WHAT TO PRODUCE ▸
Repeat the whole listing below, word for word.

* BEGIN *

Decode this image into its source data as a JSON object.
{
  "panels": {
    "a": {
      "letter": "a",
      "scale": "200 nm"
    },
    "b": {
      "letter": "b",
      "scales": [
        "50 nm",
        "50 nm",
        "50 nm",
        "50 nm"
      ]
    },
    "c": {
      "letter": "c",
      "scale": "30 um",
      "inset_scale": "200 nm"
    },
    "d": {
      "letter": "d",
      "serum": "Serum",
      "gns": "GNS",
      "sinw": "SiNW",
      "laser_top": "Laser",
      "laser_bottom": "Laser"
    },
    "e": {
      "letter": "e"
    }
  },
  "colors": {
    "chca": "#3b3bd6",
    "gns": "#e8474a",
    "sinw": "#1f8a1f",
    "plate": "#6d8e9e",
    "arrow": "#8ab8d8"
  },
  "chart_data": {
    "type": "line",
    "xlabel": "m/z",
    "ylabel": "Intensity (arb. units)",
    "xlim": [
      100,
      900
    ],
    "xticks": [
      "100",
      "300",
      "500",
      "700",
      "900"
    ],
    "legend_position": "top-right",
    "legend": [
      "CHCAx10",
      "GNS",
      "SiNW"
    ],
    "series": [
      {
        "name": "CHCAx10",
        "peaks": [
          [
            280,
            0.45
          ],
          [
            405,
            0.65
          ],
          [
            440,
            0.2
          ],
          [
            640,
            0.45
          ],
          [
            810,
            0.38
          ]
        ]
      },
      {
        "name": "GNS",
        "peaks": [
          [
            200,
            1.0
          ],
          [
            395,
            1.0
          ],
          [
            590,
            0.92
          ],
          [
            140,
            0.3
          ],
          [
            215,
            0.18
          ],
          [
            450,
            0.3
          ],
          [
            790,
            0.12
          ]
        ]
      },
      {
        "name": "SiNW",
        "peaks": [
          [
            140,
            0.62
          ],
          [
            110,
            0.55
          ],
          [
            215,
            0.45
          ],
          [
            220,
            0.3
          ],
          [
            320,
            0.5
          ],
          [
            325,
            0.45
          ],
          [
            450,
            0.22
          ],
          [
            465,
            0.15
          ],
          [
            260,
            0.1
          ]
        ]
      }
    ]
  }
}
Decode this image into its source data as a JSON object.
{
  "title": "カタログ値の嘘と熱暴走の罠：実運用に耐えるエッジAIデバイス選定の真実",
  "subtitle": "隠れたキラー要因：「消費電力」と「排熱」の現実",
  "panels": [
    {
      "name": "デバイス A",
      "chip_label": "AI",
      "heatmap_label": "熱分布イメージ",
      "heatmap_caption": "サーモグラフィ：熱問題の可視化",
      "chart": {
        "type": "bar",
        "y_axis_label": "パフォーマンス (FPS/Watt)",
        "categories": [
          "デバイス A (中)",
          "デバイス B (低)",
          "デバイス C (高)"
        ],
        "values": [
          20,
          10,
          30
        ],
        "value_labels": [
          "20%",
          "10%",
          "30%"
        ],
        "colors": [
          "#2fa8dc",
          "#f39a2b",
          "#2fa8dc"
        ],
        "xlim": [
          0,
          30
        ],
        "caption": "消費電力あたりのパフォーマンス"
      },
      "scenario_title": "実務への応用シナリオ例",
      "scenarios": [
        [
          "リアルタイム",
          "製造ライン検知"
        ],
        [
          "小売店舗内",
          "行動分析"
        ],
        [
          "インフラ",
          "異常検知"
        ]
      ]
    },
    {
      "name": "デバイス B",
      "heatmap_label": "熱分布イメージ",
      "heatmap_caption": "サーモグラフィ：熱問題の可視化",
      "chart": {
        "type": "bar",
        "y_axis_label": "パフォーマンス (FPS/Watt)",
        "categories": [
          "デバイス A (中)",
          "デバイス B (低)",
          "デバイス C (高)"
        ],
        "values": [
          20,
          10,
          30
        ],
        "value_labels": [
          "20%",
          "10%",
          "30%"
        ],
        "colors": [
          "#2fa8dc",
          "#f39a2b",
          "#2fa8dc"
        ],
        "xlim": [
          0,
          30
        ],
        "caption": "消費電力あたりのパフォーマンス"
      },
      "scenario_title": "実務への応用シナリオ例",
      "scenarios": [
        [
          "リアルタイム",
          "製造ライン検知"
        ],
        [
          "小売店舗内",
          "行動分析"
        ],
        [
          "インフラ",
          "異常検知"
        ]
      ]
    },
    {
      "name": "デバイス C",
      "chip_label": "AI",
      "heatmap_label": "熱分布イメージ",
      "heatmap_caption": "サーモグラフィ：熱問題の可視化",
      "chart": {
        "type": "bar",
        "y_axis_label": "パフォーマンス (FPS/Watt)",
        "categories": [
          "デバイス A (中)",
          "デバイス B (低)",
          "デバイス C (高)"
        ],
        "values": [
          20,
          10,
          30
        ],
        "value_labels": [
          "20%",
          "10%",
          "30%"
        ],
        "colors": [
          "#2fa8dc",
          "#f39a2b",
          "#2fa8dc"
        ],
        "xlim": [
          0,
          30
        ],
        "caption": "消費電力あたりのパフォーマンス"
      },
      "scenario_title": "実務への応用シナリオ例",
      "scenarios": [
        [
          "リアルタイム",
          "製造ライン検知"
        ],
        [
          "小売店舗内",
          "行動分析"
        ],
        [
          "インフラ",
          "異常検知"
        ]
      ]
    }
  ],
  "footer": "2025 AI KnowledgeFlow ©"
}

* END *

WRITTEN RESPONSE ▸
Decode this image into its source data as a JSON object.
{
  "panels": {
    "a": {
      "letter": "a",
      "scale": "200 nm"
    },
    "b": {
      "letter": "b",
      "scales": [
        "50 nm",
        "50 nm",
        "50 nm",
        "50 nm"
      ]
    },
    "c": {
      "letter": "c",
      "scale": "30 um",
      "inset_scale": "200 nm"
    },
    "d": {
      "letter": "d",
      "serum": "Serum",
      "gns": "GNS",
      "sinw": "SiNW",
      "laser_top": "Laser",
      "laser_bottom": "Laser"
    },
    "e": {
      "letter": "e"
    }
  },
  "colors": {
    "chca": "#3b3bd6",
    "gns": "#e8474a",
    "sinw": "#1f8a1f",
    "plate": "#6d8e9e",
    "arrow": "#8ab8d8"
  },
  "chart_data": {
    "type": "line",
    "xlabel": "m/z",
    "ylabel": "Intensity (arb. units)",
    "xlim": [
      100,
      900
    ],
    "xticks": [
      "100",
      "300",
      "500",
      "700",
      "900"
    ],
    "legend_position": "top-right",
    "legend": [
      "CHCAx10",
      "GNS",
      "SiNW"
    ],
    "series": [
      {
        "name": "CHCAx10",
        "peaks": [
          [
            280,
            0.45
          ],
          [
            405,
            0.65
          ],
          [
            440,
            0.2
          ],
          [
            640,
            0.45
          ],
          [
            810,
            0.38
          ]
        ]
      },
      {
        "name": "GNS",
        "peaks": [
          [
            200,
            1.0
          ],
          [
            395,
            1.0
          ],
          [
            590,
            0.92
          ],
          [
            140,
            0.3
          ],
          [
            215,
            0.18
          ],
          [
            450,
            0.3
          ],
          [
            790,
            0.12
          ]
        ]
      },
      {
        "name": "SiNW",
        "peaks": [
          [
            140,
            0.62
          ],
          [
            110,
            0.55
          ],
          [
            215,
            0.45
          ],
          [
            220,
            0.3
          ],
          [
            320,
            0.5
          ],
          [
            325,
            0.45
          ],
          [
            450,
            0.22
          ],
          [
            465,
            0.15
          ],
          [
            260,
            0.1
          ]
        ]
      }
    ]
  }
}
Decode this image into its source data as a JSON object.
{
  "title": "カタログ値の嘘と熱暴走の罠：実運用に耐えるエッジAIデバイス選定の真実",
  "subtitle": "隠れたキラー要因：「消費電力」と「排熱」の現実",
  "panels": [
    {
      "name": "デバイス A",
      "chip_label": "AI",
      "heatmap_label": "熱分布イメージ",
      "heatmap_caption": "サーモグラフィ：熱問題の可視化",
      "chart": {
        "type": "bar",
        "y_axis_label": "パフォーマンス (FPS/Watt)",
        "categories": [
          "デバイス A (中)",
          "デバイス B (低)",
          "デバイス C (高)"
        ],
        "values": [
          20,
          10,
          30
        ],
        "value_labels": [
          "20%",
          "10%",
          "30%"
        ],
        "colors": [
          "#2fa8dc",
          "#f39a2b",
          "#2fa8dc"
        ],
        "xlim": [
          0,
          30
        ],
        "caption": "消費電力あたりのパフォーマンス"
      },
      "scenario_title": "実務への応用シナリオ例",
      "scenarios": [
        [
          "リアルタイム",
          "製造ライン検知"
        ],
        [
          "小売店舗内",
          "行動分析"
        ],
        [
          "インフラ",
          "異常検知"
        ]
      ]
    },
    {
      "name": "デバイス B",
      "heatmap_label": "熱分布イメージ",
      "heatmap_caption": "サーモグラフィ：熱問題の可視化",
      "chart": {
        "type": "bar",
        "y_axis_label": "パフォーマンス (FPS/Watt)",
        "categories": [
          "デバイス A (中)",
          "デバイス B (低)",
          "デバイス C (高)"
        ],
        "values": [
          20,
          10,
          30
        ],
        "value_labels": [
          "20%",
          "10%",
          "30%"
        ],
        "colors": [
          "#2fa8dc",
          "#f39a2b",
          "#2fa8dc"
        ],
        "xlim": [
          0,
          30
        ],
        "caption": "消費電力あたりのパフォーマンス"
      },
      "scenario_title": "実務への応用シナリオ例",
      "scenarios": [
        [
          "リアルタイム",
          "製造ライン検知"
        ],
        [
          "小売店舗内",
          "行動分析"
        ],
        [
          "インフラ",
          "異常検知"
        ]
      ]
    },
    {
      "name": "デバイス C",
      "chip_label": "AI",
      "heatmap_label": "熱分布イメージ",
      "heatmap_caption": "サーモグラフィ：熱問題の可視化",
      "chart": {
        "type": "bar",
        "y_axis_label": "パフォーマンス (FPS/Watt)",
        "categories": [
          "デバイス A (中)",
          "デバイス B (低)",
          "デバイス C (高)"
        ],
        "values": [
          20,
          10,
          30
        ],
        "value_labels": [
          "20%",
          "10%",
          "30%"
        ],
        "colors": [
          "#2fa8dc",
          "#f39a2b",
          "#2fa8dc"
        ],
        "xlim": [
          0,
          30
        ],
        "caption": "消費電力あたりのパフォーマンス"
      },
      "scenario_title": "実務への応用シナリオ例",
      "scenarios": [
        [
          "リアルタイム",
          "製造ライン検知"
        ],
        [
          "小売店舗内",
          "行動分析"
        ],
        [
          "インフラ",
          "異常検知"
        ]
      ]
    }
  ],
  "footer": "2025 AI KnowledgeFlow ©"
}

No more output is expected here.